(Figure record listings)

------------------------------------------------------------------------

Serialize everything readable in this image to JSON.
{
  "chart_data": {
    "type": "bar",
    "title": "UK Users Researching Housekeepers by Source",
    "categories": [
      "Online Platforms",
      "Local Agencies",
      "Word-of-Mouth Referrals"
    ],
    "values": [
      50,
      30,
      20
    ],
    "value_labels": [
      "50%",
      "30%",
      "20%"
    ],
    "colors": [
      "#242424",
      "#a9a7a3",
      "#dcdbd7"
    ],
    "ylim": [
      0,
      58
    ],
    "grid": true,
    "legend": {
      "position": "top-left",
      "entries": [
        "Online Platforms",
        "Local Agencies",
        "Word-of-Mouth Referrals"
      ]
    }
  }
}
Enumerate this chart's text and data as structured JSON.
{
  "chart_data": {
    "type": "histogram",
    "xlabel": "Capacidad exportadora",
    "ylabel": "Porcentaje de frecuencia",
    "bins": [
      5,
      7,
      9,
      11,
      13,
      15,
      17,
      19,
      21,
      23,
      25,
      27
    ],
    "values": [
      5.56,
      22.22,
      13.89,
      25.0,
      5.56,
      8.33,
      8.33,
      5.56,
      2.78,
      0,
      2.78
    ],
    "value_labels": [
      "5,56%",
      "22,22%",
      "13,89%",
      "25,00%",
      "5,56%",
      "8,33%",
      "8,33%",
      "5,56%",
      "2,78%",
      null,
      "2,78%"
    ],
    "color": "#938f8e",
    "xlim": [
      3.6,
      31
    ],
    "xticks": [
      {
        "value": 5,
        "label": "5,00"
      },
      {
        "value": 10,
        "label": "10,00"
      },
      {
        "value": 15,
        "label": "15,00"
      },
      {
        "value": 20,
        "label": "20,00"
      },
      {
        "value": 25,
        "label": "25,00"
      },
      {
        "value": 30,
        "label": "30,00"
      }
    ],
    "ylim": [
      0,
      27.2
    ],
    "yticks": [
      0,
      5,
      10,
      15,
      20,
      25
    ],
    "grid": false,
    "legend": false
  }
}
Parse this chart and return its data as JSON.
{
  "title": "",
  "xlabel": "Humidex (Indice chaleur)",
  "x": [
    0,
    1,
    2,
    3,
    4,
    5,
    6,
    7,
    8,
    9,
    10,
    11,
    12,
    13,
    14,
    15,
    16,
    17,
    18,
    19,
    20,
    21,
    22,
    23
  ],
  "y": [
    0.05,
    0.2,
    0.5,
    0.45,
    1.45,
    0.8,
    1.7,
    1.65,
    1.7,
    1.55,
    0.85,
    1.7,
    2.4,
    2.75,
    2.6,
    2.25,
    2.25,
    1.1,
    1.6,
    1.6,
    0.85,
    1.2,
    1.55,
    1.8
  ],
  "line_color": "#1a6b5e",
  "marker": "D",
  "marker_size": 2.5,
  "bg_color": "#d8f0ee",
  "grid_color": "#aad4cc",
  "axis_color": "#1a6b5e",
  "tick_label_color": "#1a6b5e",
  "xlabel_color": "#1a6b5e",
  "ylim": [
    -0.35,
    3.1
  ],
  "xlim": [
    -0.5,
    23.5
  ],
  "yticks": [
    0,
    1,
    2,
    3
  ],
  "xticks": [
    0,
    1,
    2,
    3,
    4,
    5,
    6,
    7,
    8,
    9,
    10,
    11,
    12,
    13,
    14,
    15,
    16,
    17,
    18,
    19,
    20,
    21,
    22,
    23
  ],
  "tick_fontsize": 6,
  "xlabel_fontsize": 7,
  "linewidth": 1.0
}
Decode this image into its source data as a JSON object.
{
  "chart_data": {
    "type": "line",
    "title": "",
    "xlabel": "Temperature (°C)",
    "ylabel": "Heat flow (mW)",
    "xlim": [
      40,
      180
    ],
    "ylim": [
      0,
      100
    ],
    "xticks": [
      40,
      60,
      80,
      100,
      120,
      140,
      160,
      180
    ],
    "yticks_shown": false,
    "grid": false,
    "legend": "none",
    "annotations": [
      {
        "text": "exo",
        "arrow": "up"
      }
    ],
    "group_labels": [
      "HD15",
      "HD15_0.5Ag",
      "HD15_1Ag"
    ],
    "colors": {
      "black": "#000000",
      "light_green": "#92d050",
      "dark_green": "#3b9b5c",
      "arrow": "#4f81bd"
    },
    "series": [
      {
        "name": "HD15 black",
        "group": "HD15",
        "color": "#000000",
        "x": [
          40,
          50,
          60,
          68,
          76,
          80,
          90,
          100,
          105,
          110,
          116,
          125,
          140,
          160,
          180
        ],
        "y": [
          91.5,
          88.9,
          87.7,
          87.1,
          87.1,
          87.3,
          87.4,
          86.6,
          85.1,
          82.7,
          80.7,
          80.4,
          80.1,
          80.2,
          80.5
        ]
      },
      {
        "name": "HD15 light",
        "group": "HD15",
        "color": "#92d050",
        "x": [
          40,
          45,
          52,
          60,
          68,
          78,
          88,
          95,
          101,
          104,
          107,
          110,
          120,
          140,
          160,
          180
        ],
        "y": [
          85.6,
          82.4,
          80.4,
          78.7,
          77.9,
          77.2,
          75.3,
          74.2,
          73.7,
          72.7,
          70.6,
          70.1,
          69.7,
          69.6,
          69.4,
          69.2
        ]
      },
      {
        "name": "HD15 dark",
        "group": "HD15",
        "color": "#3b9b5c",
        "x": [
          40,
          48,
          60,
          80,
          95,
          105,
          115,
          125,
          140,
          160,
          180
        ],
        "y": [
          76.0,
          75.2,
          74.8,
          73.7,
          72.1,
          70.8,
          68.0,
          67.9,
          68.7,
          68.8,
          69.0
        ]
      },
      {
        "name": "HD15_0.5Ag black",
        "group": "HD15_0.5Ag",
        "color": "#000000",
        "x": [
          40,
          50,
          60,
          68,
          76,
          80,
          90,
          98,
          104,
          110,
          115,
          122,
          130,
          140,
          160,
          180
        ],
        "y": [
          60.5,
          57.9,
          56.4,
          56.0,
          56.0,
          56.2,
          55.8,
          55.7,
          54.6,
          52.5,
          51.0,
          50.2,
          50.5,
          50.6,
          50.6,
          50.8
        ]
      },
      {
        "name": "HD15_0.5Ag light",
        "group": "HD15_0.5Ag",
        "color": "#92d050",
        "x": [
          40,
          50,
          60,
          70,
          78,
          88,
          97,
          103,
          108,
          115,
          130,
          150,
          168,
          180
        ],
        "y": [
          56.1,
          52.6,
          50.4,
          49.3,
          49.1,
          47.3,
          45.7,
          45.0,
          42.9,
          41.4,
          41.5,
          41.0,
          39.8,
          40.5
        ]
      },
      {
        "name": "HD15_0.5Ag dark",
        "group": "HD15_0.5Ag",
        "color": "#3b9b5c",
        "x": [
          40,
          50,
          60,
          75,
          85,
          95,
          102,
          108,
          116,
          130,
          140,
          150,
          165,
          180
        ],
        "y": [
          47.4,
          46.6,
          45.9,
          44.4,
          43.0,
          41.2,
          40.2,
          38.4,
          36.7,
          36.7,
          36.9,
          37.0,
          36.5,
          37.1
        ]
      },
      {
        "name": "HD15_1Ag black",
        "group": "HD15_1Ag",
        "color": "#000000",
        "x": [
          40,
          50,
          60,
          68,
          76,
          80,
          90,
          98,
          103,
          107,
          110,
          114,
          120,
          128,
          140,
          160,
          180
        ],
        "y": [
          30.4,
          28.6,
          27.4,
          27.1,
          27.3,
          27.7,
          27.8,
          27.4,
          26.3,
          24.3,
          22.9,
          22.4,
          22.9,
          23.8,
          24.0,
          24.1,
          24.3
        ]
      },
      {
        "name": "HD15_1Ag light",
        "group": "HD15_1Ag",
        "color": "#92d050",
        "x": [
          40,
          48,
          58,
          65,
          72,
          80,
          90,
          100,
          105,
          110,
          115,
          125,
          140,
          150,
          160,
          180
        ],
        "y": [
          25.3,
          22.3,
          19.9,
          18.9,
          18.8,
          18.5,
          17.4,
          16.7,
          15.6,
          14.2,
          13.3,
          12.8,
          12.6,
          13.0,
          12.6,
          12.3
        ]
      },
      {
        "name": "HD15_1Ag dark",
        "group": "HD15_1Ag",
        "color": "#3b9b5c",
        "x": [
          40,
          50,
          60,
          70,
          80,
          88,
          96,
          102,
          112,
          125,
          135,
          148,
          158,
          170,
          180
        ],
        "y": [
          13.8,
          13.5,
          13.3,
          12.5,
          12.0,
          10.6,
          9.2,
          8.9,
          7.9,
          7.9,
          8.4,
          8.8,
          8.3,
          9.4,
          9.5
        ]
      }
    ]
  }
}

------------------------------------------------------------------------

WORK TO COMPLETE: Wherever a line in the data above holds "Platforms", copy that line.

THE OUTPUT:
      "Online Platforms",
        "Online Platforms",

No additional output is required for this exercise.